Extrait du texte:
§

Jouer le jeu
La vie professionnelle est également un jeu social. Un jeu, c’est-à-dire une scène théâtrale où l’on attend de chacun de jouer un rôle, d’en avoir les apparences et surtout de ne pas montrer qu’il ne s’agit que d’un rôle. Entre collègues, on exerce malgré soi une surveillance permanente vérifiant si à chaque instant l’autre prend bien au sérieux ce que l’on me demande de bien prendre au sérieux. Celui qui ne croit pas en son propre jeu et qui en montre les rouages, sera stigmatisé comme cynique, exclu du groupe, voire de l’entreprise.
Au sein de l’entreprise, à chacun donc de savoir mettre en scène son personnage et son activité pour en valoriser tous les aspects. Sans cette dramatisation de soi et de son action, on court le même risque que le cynique : stigmatisation et exclusion. Or, cette mise en scène n’est pas la même selon les postes, les niveaux hiérarchiques, les entreprises, les secteurs économiques, et les cultures nationales (voir ainsi l’article Les salariés, caméléons au travail). Il est donc de toute première importance lorsqu’on évolue dans sa carrière de repérer quels sont les codes de la mise en scène de soi et de son action (voir l’analyse L’autre dimension cachée: la théâtralité).
Prenons seulement deux dimensions de cette mise en scène : la compétence et l’autorité. Il ne suffit pas d’être compétent ou d’avoir un poste élevé, il faut être reconnu comme tel, il faut en adopter les signes de reconnaissance. Et ces signes sont très relatifs.
Par exemple, dans un cabinet de conseil, le consultant doit montrer au client que toute sa personne – ses gestes, ses paroles, ses vêtements – incarne la compétence, la rigueur et la probité. Tout son effort consiste à se dépersonnaliser, à s’effacer derrière son personnage pour se montrer au service total de son client. En cela, il ne se comporte pas très différemment du médecin. Une fois parvenus au prix de mille efforts à cette dépersonnalisation, le consultant et le médecin se voient reprocher leur « froideur » ou leur « inhumanité », d’où leurs efforts ensuite pour repersonnaliser leur personnage.
Autre exemple, dans une entreprise où l’évolution de carrière est déterminée par l’ancienneté, telle qu’à la SNCF ou chez Accor – même si celles-ci sont en train de connaître certains changements – la compétence s’exprime par tous les signes liés à l’expérience. Remettre en cause l’expérience d’un collègue plus ancien que soi est toujours une grave erreur, mais dans des entreprises dites « paternalistes », c’est une remise en cause de toute la culture d’entreprise assimilée et incarnée par le collègue.

§

Informations affichées:

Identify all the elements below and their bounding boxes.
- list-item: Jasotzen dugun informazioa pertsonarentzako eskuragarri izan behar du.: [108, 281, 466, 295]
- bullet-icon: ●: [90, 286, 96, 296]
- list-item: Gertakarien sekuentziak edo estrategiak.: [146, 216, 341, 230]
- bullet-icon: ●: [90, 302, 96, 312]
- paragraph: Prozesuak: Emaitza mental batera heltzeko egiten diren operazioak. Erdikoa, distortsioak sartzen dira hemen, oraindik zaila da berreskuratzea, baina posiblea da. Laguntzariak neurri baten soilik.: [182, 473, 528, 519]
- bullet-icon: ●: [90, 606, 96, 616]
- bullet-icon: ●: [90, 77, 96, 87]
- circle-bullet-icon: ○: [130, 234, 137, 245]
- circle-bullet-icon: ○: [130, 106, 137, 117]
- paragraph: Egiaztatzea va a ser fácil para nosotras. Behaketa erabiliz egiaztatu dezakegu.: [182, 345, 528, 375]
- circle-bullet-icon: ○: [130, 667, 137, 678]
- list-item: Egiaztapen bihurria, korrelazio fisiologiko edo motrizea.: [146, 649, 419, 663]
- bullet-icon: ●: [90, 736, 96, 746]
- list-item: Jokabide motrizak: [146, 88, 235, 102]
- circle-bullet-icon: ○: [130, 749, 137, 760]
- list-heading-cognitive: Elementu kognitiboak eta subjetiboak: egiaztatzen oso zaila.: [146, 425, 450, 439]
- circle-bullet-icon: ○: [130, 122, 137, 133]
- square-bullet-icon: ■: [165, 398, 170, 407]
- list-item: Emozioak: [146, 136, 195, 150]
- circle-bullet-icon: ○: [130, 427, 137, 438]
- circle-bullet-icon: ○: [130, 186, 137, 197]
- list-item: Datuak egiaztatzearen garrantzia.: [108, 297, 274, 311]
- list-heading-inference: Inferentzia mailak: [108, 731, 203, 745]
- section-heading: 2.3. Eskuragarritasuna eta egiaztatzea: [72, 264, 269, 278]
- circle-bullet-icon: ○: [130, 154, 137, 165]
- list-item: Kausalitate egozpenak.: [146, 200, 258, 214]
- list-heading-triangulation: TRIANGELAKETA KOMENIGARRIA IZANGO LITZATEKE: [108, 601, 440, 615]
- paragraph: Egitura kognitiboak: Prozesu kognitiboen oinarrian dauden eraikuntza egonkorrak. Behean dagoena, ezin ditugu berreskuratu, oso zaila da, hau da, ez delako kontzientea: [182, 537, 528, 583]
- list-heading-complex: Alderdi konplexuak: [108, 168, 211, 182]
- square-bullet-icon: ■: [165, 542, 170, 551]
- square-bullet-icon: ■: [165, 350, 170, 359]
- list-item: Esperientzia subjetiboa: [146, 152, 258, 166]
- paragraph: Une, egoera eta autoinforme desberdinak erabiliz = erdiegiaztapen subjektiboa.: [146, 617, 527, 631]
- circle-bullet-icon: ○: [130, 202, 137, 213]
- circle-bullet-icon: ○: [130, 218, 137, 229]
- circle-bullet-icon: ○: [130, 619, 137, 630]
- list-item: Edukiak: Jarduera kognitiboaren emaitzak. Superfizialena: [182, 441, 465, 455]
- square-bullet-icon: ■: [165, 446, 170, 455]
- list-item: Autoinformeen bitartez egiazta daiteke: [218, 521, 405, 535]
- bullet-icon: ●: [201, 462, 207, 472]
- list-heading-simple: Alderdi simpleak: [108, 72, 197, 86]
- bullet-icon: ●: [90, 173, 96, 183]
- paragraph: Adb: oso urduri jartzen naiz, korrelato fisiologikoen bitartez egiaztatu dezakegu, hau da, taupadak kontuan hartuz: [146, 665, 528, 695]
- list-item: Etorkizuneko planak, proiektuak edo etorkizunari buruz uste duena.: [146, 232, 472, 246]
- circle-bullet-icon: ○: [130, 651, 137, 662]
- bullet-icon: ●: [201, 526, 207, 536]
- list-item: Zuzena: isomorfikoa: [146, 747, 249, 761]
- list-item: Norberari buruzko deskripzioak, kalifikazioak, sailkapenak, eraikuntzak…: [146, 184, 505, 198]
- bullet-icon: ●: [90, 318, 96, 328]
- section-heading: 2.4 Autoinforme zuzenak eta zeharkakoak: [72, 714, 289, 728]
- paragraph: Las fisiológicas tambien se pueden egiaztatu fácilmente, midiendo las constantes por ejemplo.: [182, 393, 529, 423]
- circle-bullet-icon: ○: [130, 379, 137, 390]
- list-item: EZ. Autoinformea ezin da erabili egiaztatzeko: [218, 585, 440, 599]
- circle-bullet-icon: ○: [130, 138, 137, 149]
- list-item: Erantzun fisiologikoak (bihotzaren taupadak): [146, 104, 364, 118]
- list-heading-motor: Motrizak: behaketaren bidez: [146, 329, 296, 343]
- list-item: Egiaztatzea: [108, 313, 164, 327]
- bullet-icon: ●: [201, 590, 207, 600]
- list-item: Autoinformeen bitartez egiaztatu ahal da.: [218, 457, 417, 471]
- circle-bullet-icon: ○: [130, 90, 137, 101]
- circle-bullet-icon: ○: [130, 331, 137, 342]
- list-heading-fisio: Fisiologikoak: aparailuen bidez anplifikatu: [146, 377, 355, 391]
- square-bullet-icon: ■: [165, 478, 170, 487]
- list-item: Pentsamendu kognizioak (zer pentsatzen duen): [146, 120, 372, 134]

§

Travail à réaliser:
Poursuivez le texte sur la mise en scène de soi au travail en enchaînant directement après sa dernière phrase.

Résultat obtenu:
Dernier exemple : le milieu de l’édition littéraire. Pour que son personnage exprime la compétence littéraire, il n’est pas souhaitable pour un écrivain de se rendre à débat public « en » consultant. Sa crédibilité dépendra plutôt d’un aspect modeste, d’un ton naturel, de gestes simples, d’une capacité aussi bien à incarner son livre qu’à s’effacer derrière lui. Et, contrairement à l’employé d’entreprise, une légère dose de cynisme n’est pas pour déplaire. Montrer que l’on ne prend pas trop au sérieux le jeu littéraire est assurément un très bon moyen de se gagner la sympathie du public.
Et les facteurs culturels ?
Si les codes varient selon les secteurs d’activités, ils changent également selon les cultures nationales. Or, celui qui a si bien adopté les codes de son environnement qu’il fait complètement corps avec ceux-là au point de les prendre pour son identité personnelle, aura plus de difficultés à en adopter d’autres. Car il aura perdu la dimension théâtrale de son personnage pour en faire une dimension essentielle. Expatriez-le et il aura plus de difficultés à s’adapter que celui qui sait jongler avec les codes sociaux et professionnels dans la pleine conscience qu’il ne s’agit que d’un jeu. Un point pour le cynique, donc…
Ainsi, il est tout à fait intéressant de noter que l’autorité a plutôt tendance à être l’expression dans certains pays de la compétence et de l’expérience, tandis que dans d’autres elle n’est que l’émanation d’une position hiérarchique élevée. En France, le supérieur doit avoir compétence et expérience pour être respecté. S’il n’a pas réponse à toute question que se pose un subordonné, il perd sa crédibilité – ce qui n’est pas le cas dans les pays anglo-saxons.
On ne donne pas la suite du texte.